Exercise input -
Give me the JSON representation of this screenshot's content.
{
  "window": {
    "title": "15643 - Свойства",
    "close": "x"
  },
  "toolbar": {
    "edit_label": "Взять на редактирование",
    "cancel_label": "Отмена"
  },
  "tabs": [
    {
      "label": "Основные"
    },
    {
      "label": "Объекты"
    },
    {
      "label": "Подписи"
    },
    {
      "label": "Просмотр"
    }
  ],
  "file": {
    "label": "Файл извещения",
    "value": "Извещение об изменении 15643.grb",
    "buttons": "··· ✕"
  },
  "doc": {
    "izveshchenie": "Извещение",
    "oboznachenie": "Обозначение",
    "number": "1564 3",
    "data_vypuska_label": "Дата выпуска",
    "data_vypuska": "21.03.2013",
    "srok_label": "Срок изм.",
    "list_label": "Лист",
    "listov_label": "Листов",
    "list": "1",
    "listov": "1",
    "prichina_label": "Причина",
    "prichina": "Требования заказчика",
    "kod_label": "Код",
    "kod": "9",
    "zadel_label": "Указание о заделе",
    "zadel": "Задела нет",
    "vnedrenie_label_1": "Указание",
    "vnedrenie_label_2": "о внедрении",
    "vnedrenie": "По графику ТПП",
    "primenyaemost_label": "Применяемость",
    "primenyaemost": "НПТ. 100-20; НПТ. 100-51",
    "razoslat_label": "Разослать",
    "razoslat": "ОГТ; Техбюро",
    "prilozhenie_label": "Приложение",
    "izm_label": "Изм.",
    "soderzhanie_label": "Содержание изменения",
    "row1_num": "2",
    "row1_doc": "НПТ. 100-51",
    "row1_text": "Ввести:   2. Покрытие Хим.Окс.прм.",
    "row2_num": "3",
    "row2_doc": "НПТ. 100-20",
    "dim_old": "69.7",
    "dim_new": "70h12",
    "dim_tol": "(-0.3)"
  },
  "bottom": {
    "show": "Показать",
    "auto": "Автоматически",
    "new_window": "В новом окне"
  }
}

Task directions - Within the listing above, find every line containing the string "Извещение" and return it.

Task solution -
    "value": "Извещение об изменении 15643.grb",
    "izveshchenie": "Извещение",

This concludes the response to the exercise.